Return all of the entries exactly, with nothing added or left out.

-- START OF Dataset entries --

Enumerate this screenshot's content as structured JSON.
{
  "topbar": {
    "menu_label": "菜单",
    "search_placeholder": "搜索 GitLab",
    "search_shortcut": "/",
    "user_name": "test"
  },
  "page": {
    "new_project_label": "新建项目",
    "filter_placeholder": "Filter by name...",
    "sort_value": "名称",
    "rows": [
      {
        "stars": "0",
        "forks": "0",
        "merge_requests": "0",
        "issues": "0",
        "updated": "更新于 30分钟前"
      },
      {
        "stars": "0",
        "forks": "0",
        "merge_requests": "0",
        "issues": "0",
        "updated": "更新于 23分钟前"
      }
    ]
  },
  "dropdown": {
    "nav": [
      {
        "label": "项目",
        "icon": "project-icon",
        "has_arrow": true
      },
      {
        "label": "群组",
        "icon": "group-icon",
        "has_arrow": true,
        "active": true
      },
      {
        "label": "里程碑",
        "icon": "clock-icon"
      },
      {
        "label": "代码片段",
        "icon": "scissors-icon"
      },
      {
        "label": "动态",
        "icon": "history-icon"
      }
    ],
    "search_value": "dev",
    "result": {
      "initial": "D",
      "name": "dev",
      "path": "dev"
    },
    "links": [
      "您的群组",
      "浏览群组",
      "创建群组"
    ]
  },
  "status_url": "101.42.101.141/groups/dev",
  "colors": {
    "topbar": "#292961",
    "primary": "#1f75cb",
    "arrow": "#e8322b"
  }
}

-- END OF Dataset entries --

• **The answer**
Enumerate this screenshot's content as structured JSON.
{
  "topbar": {
    "menu_label": "菜单",
    "search_placeholder": "搜索 GitLab",
    "search_shortcut": "/",
    "user_name": "test"
  },
  "page": {
    "new_project_label": "新建项目",
    "filter_placeholder": "Filter by name...",
    "sort_value": "名称",
    "rows": [
      {
        "stars": "0",
        "forks": "0",
        "merge_requests": "0",
        "issues": "0",
        "updated": "更新于 30分钟前"
      },
      {
        "stars": "0",
        "forks": "0",
        "merge_requests": "0",
        "issues": "0",
        "updated": "更新于 23分钟前"
      }
    ]
  },
  "dropdown": {
    "nav": [
      {
        "label": "项目",
        "icon": "project-icon",
        "has_arrow": true
      },
      {
        "label": "群组",
        "icon": "group-icon",
        "has_arrow": true,
        "active": true
      },
      {
        "label": "里程碑",
        "icon": "clock-icon"
      },
      {
        "label": "代码片段",
        "icon": "scissors-icon"
      },
      {
        "label": "动态",
        "icon": "history-icon"
      }
    ],
    "search_value": "dev",
    "result": {
      "initial": "D",
      "name": "dev",
      "path": "dev"
    },
    "links": [
      "您的群组",
      "浏览群组",
      "创建群组"
    ]
  },
  "status_url": "101.42.101.141/groups/dev",
  "colors": {
    "topbar": "#292961",
    "primary": "#1f75cb",
    "arrow": "#e8322b"
  }
}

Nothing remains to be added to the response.